> [Excerpted data]
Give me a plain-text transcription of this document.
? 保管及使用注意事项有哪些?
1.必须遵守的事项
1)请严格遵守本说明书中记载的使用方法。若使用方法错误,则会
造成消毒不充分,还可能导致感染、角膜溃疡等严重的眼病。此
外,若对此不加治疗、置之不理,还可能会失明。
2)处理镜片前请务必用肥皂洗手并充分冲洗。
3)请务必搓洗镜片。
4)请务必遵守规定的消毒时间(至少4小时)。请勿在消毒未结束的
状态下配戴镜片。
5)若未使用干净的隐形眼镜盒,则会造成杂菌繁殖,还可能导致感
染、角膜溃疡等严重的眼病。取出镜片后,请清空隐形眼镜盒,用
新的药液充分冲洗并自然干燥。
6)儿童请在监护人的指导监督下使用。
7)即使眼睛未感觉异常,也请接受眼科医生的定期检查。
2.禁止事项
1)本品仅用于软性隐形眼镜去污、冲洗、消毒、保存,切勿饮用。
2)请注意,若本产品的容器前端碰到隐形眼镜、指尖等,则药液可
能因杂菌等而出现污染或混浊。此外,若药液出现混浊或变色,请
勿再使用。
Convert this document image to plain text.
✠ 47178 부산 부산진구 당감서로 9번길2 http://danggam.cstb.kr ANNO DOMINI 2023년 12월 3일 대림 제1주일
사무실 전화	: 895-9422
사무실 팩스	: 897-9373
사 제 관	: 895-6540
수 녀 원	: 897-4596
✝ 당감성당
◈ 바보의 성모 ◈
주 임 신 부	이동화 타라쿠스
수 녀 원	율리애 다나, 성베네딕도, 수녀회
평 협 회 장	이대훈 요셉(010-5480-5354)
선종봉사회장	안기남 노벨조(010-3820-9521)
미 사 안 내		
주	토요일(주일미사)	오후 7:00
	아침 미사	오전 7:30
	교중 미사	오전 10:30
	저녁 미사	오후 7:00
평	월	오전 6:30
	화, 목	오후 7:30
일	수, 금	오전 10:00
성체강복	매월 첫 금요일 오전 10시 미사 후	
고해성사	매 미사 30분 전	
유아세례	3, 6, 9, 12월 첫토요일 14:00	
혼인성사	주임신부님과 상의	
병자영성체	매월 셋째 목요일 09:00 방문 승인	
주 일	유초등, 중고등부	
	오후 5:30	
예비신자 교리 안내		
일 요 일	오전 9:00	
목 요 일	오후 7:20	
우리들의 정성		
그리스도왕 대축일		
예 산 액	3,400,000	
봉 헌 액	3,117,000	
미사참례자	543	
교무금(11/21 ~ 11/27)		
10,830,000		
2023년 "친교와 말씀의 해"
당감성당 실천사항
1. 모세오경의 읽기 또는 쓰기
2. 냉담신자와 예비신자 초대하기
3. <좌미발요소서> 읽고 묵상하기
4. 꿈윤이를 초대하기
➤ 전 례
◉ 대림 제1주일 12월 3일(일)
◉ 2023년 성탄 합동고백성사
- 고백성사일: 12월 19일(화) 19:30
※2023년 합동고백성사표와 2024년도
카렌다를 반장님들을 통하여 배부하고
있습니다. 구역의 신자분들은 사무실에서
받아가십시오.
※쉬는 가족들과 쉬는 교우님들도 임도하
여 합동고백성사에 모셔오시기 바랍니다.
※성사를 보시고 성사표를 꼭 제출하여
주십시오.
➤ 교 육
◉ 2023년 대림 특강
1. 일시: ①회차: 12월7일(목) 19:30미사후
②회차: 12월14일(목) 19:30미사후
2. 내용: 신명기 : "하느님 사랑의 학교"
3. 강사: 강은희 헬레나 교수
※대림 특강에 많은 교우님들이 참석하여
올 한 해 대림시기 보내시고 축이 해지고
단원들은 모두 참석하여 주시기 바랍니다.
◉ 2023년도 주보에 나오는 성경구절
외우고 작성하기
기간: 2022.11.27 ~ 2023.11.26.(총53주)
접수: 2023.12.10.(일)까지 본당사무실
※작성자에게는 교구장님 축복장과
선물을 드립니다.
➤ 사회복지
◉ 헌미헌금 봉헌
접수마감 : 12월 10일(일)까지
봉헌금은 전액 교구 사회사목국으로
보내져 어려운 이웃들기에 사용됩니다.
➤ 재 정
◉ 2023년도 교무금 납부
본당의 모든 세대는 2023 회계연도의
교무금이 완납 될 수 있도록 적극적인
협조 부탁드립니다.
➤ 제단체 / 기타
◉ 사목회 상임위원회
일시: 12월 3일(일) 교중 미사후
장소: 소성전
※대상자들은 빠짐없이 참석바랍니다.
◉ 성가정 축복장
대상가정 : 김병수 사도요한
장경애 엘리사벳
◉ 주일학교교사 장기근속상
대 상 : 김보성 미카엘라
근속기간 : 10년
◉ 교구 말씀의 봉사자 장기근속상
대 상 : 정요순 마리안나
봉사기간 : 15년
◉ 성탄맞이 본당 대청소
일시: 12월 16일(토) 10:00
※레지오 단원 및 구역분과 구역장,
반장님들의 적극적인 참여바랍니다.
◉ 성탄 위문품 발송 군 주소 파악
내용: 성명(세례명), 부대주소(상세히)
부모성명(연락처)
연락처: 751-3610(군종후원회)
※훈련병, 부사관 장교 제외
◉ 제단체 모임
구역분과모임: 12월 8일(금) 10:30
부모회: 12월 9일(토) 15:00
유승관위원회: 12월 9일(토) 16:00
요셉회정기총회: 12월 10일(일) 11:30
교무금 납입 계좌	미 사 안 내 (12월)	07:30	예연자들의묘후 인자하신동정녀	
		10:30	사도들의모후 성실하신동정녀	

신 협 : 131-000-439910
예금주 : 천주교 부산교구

> [Written request] Repeat all the entries word for word.

> [Final answer]
Give me a plain-text transcription of this document.
? 保管及使用注意事项有哪些?
1.必须遵守的事项
1)请严格遵守本说明书中记载的使用方法。若使用方法错误,则会
造成消毒不充分,还可能导致感染、角膜溃疡等严重的眼病。此
外,若对此不加治疗、置之不理,还可能会失明。
2)处理镜片前请务必用肥皂洗手并充分冲洗。
3)请务必搓洗镜片。
4)请务必遵守规定的消毒时间(至少4小时)。请勿在消毒未结束的
状态下配戴镜片。
5)若未使用干净的隐形眼镜盒,则会造成杂菌繁殖,还可能导致感
染、角膜溃疡等严重的眼病。取出镜片后,请清空隐形眼镜盒,用
新的药液充分冲洗并自然干燥。
6)儿童请在监护人的指导监督下使用。
7)即使眼睛未感觉异常,也请接受眼科医生的定期检查。
2.禁止事项
1)本品仅用于软性隐形眼镜去污、冲洗、消毒、保存,切勿饮用。
2)请注意,若本产品的容器前端碰到隐形眼镜、指尖等,则药液可
能因杂菌等而出现污染或混浊。此外,若药液出现混浊或变色,请
勿再使用。
Convert this document image to plain text.
✠ 47178 부산 부산진구 당감서로 9번길2 http://danggam.cstb.kr ANNO DOMINI 2023년 12월 3일 대림 제1주일
사무실 전화	: 895-9422
사무실 팩스	: 897-9373
사 제 관	: 895-6540
수 녀 원	: 897-4596
✝ 당감성당
◈ 바보의 성모 ◈
주 임 신 부	이동화 타라쿠스
수 녀 원	율리애 다나, 성베네딕도, 수녀회
평 협 회 장	이대훈 요셉(010-5480-5354)
선종봉사회장	안기남 노벨조(010-3820-9521)
미 사 안 내		
주	토요일(주일미사)	오후 7:00
	아침 미사	오전 7:30
	교중 미사	오전 10:30
	저녁 미사	오후 7:00
평	월	오전 6:30
	화, 목	오후 7:30
일	수, 금	오전 10:00
성체강복	매월 첫 금요일 오전 10시 미사 후	
고해성사	매 미사 30분 전	
유아세례	3, 6, 9, 12월 첫토요일 14:00	
혼인성사	주임신부님과 상의	
병자영성체	매월 셋째 목요일 09:00 방문 승인	
주 일	유초등, 중고등부	
	오후 5:30	
예비신자 교리 안내		
일 요 일	오전 9:00	
목 요 일	오후 7:20	
우리들의 정성		
그리스도왕 대축일		
예 산 액	3,400,000	
봉 헌 액	3,117,000	
미사참례자	543	
교무금(11/21 ~ 11/27)		
10,830,000		
2023년 "친교와 말씀의 해"
당감성당 실천사항
1. 모세오경의 읽기 또는 쓰기
2. 냉담신자와 예비신자 초대하기
3. <좌미발요소서> 읽고 묵상하기
4. 꿈윤이를 초대하기
➤ 전 례
◉ 대림 제1주일 12월 3일(일)
◉ 2023년 성탄 합동고백성사
- 고백성사일: 12월 19일(화) 19:30
※2023년 합동고백성사표와 2024년도
카렌다를 반장님들을 통하여 배부하고
있습니다. 구역의 신자분들은 사무실에서
받아가십시오.
※쉬는 가족들과 쉬는 교우님들도 임도하
여 합동고백성사에 모셔오시기 바랍니다.
※성사를 보시고 성사표를 꼭 제출하여
주십시오.
➤ 교 육
◉ 2023년 대림 특강
1. 일시: ①회차: 12월7일(목) 19:30미사후
②회차: 12월14일(목) 19:30미사후
2. 내용: 신명기 : "하느님 사랑의 학교"
3. 강사: 강은희 헬레나 교수
※대림 특강에 많은 교우님들이 참석하여
올 한 해 대림시기 보내시고 축이 해지고
단원들은 모두 참석하여 주시기 바랍니다.
◉ 2023년도 주보에 나오는 성경구절
외우고 작성하기
기간: 2022.11.27 ~ 2023.11.26.(총53주)
접수: 2023.12.10.(일)까지 본당사무실
※작성자에게는 교구장님 축복장과
선물을 드립니다.
➤ 사회복지
◉ 헌미헌금 봉헌
접수마감 : 12월 10일(일)까지
봉헌금은 전액 교구 사회사목국으로
보내져 어려운 이웃들기에 사용됩니다.
➤ 재 정
◉ 2023년도 교무금 납부
본당의 모든 세대는 2023 회계연도의
교무금이 완납 될 수 있도록 적극적인
협조 부탁드립니다.
➤ 제단체 / 기타
◉ 사목회 상임위원회
일시: 12월 3일(일) 교중 미사후
장소: 소성전
※대상자들은 빠짐없이 참석바랍니다.
◉ 성가정 축복장
대상가정 : 김병수 사도요한
장경애 엘리사벳
◉ 주일학교교사 장기근속상
대 상 : 김보성 미카엘라
근속기간 : 10년
◉ 교구 말씀의 봉사자 장기근속상
대 상 : 정요순 마리안나
봉사기간 : 15년
◉ 성탄맞이 본당 대청소
일시: 12월 16일(토) 10:00
※레지오 단원 및 구역분과 구역장,
반장님들의 적극적인 참여바랍니다.
◉ 성탄 위문품 발송 군 주소 파악
내용: 성명(세례명), 부대주소(상세히)
부모성명(연락처)
연락처: 751-3610(군종후원회)
※훈련병, 부사관 장교 제외
◉ 제단체 모임
구역분과모임: 12월 8일(금) 10:30
부모회: 12월 9일(토) 15:00
유승관위원회: 12월 9일(토) 16:00
요셉회정기총회: 12월 10일(일) 11:30
교무금 납입 계좌	미 사 안 내 (12월)	07:30	예연자들의묘후 인자하신동정녀	
		10:30	사도들의모후 성실하신동정녀	

신 협 : 131-000-439910
예금주 : 천주교 부산교구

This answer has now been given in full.